■ **TASK OBJECTIVE**
Copy each line where the word "myself" occurs.

■ **RECORDED INFORMATION**
◇ ◇ ◇ ◇ ◇ ◇ ◇

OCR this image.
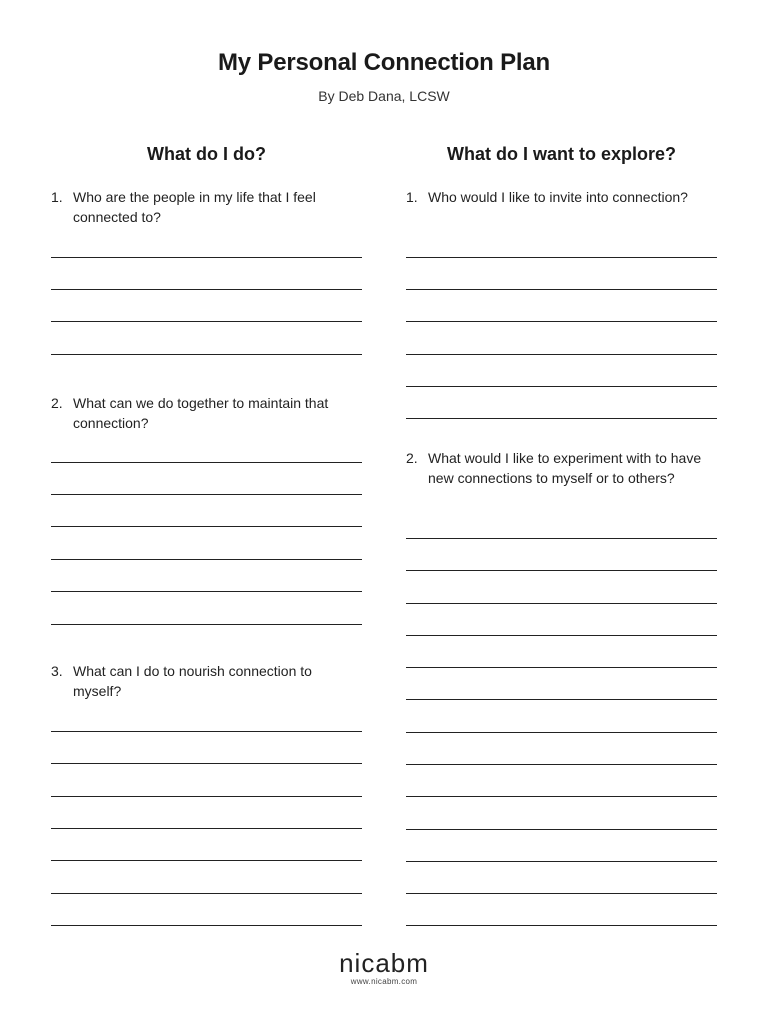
My Personal Connection Plan
By Deb Dana, LCSW
What do I do?	What do I want to explore?
1. Who are the people in my life that I feel connected to?
2. What can we do together to maintain that connection?
3. What can I do to nourish connection to myself?
1. Who would I like to invite into connection?
2. What would I like to experiment with to have new connections to myself or to others?
nicabm
www.nicabm.com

◇ ◇ ◇ ◇ ◇ ◇ ◇

■ **RESULT**
3. What can I do to nourish connection to myself?
2. What would I like to experiment with to have new connections to myself or to others?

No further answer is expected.